--- BEGIN ---

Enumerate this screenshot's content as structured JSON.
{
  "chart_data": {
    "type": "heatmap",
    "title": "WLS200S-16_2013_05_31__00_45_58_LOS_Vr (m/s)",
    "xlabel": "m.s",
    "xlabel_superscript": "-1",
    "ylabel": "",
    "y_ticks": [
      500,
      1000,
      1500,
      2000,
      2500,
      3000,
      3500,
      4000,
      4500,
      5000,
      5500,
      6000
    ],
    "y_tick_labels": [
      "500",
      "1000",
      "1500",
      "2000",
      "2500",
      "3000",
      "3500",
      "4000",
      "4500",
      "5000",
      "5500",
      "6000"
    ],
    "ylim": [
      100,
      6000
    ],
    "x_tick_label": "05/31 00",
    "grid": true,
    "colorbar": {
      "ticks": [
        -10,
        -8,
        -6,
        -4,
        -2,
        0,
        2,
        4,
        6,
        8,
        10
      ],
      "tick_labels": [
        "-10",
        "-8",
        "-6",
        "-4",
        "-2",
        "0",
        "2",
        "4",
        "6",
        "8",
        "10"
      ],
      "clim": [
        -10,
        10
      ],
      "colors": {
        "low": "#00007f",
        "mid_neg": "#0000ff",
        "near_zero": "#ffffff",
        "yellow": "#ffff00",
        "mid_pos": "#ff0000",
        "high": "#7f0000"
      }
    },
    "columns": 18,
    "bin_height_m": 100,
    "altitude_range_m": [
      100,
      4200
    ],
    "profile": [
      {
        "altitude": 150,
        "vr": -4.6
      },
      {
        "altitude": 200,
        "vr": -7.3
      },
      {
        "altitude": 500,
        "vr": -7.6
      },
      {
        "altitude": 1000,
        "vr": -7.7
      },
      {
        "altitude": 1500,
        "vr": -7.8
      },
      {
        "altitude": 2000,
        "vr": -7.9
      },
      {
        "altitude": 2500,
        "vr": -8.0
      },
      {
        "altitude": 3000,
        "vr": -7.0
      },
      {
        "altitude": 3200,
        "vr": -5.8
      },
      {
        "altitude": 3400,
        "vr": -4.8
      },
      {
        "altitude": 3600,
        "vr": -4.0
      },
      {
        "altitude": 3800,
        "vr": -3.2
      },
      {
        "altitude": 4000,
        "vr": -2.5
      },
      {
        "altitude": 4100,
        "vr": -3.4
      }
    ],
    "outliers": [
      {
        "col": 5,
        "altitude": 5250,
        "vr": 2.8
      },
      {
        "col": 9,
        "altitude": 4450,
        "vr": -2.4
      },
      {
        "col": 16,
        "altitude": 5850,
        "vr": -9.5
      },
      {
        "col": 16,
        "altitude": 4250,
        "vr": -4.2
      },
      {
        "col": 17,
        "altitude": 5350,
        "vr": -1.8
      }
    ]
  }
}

--- END ---

# [Set task]
Output each entry precisely as given.

# [Finished answer]
Enumerate this screenshot's content as structured JSON.
{
  "chart_data": {
    "type": "heatmap",
    "title": "WLS200S-16_2013_05_31__00_45_58_LOS_Vr (m/s)",
    "xlabel": "m.s",
    "xlabel_superscript": "-1",
    "ylabel": "",
    "y_ticks": [
      500,
      1000,
      1500,
      2000,
      2500,
      3000,
      3500,
      4000,
      4500,
      5000,
      5500,
      6000
    ],
    "y_tick_labels": [
      "500",
      "1000",
      "1500",
      "2000",
      "2500",
      "3000",
      "3500",
      "4000",
      "4500",
      "5000",
      "5500",
      "6000"
    ],
    "ylim": [
      100,
      6000
    ],
    "x_tick_label": "05/31 00",
    "grid": true,
    "colorbar": {
      "ticks": [
        -10,
        -8,
        -6,
        -4,
        -2,
        0,
        2,
        4,
        6,
        8,
        10
      ],
      "tick_labels": [
        "-10",
        "-8",
        "-6",
        "-4",
        "-2",
        "0",
        "2",
        "4",
        "6",
        "8",
        "10"
      ],
      "clim": [
        -10,
        10
      ],
      "colors": {
        "low": "#00007f",
        "mid_neg": "#0000ff",
        "near_zero": "#ffffff",
        "yellow": "#ffff00",
        "mid_pos": "#ff0000",
        "high": "#7f0000"
      }
    },
    "columns": 18,
    "bin_height_m": 100,
    "altitude_range_m": [
      100,
      4200
    ],
    "profile": [
      {
        "altitude": 150,
        "vr": -4.6
      },
      {
        "altitude": 200,
        "vr": -7.3
      },
      {
        "altitude": 500,
        "vr": -7.6
      },
      {
        "altitude": 1000,
        "vr": -7.7
      },
      {
        "altitude": 1500,
        "vr": -7.8
      },
      {
        "altitude": 2000,
        "vr": -7.9
      },
      {
        "altitude": 2500,
        "vr": -8.0
      },
      {
        "altitude": 3000,
        "vr": -7.0
      },
      {
        "altitude": 3200,
        "vr": -5.8
      },
      {
        "altitude": 3400,
        "vr": -4.8
      },
      {
        "altitude": 3600,
        "vr": -4.0
      },
      {
        "altitude": 3800,
        "vr": -3.2
      },
      {
        "altitude": 4000,
        "vr": -2.5
      },
      {
        "altitude": 4100,
        "vr": -3.4
      }
    ],
    "outliers": [
      {
        "col": 5,
        "altitude": 5250,
        "vr": 2.8
      },
      {
        "col": 9,
        "altitude": 4450,
        "vr": -2.4
      },
      {
        "col": 16,
        "altitude": 5850,
        "vr": -9.5
      },
      {
        "col": 16,
        "altitude": 4250,
        "vr": -4.2
      },
      {
        "col": 17,
        "altitude": 5350,
        "vr": -1.8
      }
    ]
  }
}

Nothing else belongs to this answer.